* [CHALLENGE]:
The records that follow are to be repeated without alteration.

----------------------------------------

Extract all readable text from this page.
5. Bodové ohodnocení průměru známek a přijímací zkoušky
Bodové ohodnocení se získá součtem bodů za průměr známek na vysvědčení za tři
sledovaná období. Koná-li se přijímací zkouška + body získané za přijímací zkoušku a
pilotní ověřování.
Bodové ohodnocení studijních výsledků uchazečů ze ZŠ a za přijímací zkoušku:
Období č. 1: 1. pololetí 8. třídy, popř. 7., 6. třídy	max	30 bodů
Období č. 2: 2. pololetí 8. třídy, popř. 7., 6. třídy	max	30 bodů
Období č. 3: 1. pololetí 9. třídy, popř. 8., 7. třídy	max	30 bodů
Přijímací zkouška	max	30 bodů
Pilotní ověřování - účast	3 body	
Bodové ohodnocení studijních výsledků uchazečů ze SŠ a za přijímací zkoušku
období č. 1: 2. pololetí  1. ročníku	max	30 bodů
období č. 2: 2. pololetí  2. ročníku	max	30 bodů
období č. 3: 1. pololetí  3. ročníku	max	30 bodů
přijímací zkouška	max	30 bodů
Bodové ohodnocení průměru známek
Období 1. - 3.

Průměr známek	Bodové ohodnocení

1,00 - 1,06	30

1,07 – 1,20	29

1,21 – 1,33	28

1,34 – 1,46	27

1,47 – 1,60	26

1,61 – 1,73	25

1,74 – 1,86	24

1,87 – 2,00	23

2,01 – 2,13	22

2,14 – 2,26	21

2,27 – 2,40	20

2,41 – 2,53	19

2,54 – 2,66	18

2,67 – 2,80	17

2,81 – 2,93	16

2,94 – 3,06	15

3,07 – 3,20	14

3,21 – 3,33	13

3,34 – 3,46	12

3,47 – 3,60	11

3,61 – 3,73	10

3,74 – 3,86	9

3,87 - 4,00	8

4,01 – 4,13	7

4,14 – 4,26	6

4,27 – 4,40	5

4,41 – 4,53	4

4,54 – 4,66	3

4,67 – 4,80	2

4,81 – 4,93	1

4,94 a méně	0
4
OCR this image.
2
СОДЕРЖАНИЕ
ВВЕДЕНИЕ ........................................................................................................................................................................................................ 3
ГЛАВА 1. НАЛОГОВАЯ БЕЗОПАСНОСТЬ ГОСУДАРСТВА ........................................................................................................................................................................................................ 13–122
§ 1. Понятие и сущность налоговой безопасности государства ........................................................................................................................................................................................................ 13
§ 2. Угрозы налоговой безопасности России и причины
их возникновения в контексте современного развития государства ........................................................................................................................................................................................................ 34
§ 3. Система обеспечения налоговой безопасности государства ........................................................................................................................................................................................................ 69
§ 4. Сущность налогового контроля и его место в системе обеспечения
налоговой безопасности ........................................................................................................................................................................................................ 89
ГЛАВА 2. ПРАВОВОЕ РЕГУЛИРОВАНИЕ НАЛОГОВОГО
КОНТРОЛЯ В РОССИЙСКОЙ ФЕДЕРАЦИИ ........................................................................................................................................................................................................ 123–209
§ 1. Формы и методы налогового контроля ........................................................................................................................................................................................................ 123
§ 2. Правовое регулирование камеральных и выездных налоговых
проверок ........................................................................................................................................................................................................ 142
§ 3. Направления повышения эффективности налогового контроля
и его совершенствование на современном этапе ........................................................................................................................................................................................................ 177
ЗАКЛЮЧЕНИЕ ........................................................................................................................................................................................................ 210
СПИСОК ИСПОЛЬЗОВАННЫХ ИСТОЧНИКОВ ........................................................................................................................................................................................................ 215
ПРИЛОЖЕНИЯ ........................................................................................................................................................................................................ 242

----------------------------------------

* [RESULT FOR THIS TASK]:
Extract all readable text from this page.
5. Bodové ohodnocení průměru známek a přijímací zkoušky
Bodové ohodnocení se získá součtem bodů za průměr známek na vysvědčení za tři
sledovaná období. Koná-li se přijímací zkouška + body získané za přijímací zkoušku a
pilotní ověřování.
Bodové ohodnocení studijních výsledků uchazečů ze ZŠ a za přijímací zkoušku:
Období č. 1: 1. pololetí 8. třídy, popř. 7., 6. třídy	max	30 bodů
Období č. 2: 2. pololetí 8. třídy, popř. 7., 6. třídy	max	30 bodů
Období č. 3: 1. pololetí 9. třídy, popř. 8., 7. třídy	max	30 bodů
Přijímací zkouška	max	30 bodů
Pilotní ověřování - účast	3 body	
Bodové ohodnocení studijních výsledků uchazečů ze SŠ a za přijímací zkoušku
období č. 1: 2. pololetí  1. ročníku	max	30 bodů
období č. 2: 2. pololetí  2. ročníku	max	30 bodů
období č. 3: 1. pololetí  3. ročníku	max	30 bodů
přijímací zkouška	max	30 bodů
Bodové ohodnocení průměru známek
Období 1. - 3.

Průměr známek	Bodové ohodnocení

1,00 - 1,06	30

1,07 – 1,20	29

1,21 – 1,33	28

1,34 – 1,46	27

1,47 – 1,60	26

1,61 – 1,73	25

1,74 – 1,86	24

1,87 – 2,00	23

2,01 – 2,13	22

2,14 – 2,26	21

2,27 – 2,40	20

2,41 – 2,53	19

2,54 – 2,66	18

2,67 – 2,80	17

2,81 – 2,93	16

2,94 – 3,06	15

3,07 – 3,20	14

3,21 – 3,33	13

3,34 – 3,46	12

3,47 – 3,60	11

3,61 – 3,73	10

3,74 – 3,86	9

3,87 - 4,00	8

4,01 – 4,13	7

4,14 – 4,26	6

4,27 – 4,40	5

4,41 – 4,53	4

4,54 – 4,66	3

4,67 – 4,80	2

4,81 – 4,93	1

4,94 a méně	0
4
OCR this image.
2
СОДЕРЖАНИЕ
ВВЕДЕНИЕ ........................................................................................................................................................................................................ 3
ГЛАВА 1. НАЛОГОВАЯ БЕЗОПАСНОСТЬ ГОСУДАРСТВА ........................................................................................................................................................................................................ 13–122
§ 1. Понятие и сущность налоговой безопасности государства ........................................................................................................................................................................................................ 13
§ 2. Угрозы налоговой безопасности России и причины
их возникновения в контексте современного развития государства ........................................................................................................................................................................................................ 34
§ 3. Система обеспечения налоговой безопасности государства ........................................................................................................................................................................................................ 69
§ 4. Сущность налогового контроля и его место в системе обеспечения
налоговой безопасности ........................................................................................................................................................................................................ 89
ГЛАВА 2. ПРАВОВОЕ РЕГУЛИРОВАНИЕ НАЛОГОВОГО
КОНТРОЛЯ В РОССИЙСКОЙ ФЕДЕРАЦИИ ........................................................................................................................................................................................................ 123–209
§ 1. Формы и методы налогового контроля ........................................................................................................................................................................................................ 123
§ 2. Правовое регулирование камеральных и выездных налоговых
проверок ........................................................................................................................................................................................................ 142
§ 3. Направления повышения эффективности налогового контроля
и его совершенствование на современном этапе ........................................................................................................................................................................................................ 177
ЗАКЛЮЧЕНИЕ ........................................................................................................................................................................................................ 210
СПИСОК ИСПОЛЬЗОВАННЫХ ИСТОЧНИКОВ ........................................................................................................................................................................................................ 215
ПРИЛОЖЕНИЯ ........................................................................................................................................................................................................ 242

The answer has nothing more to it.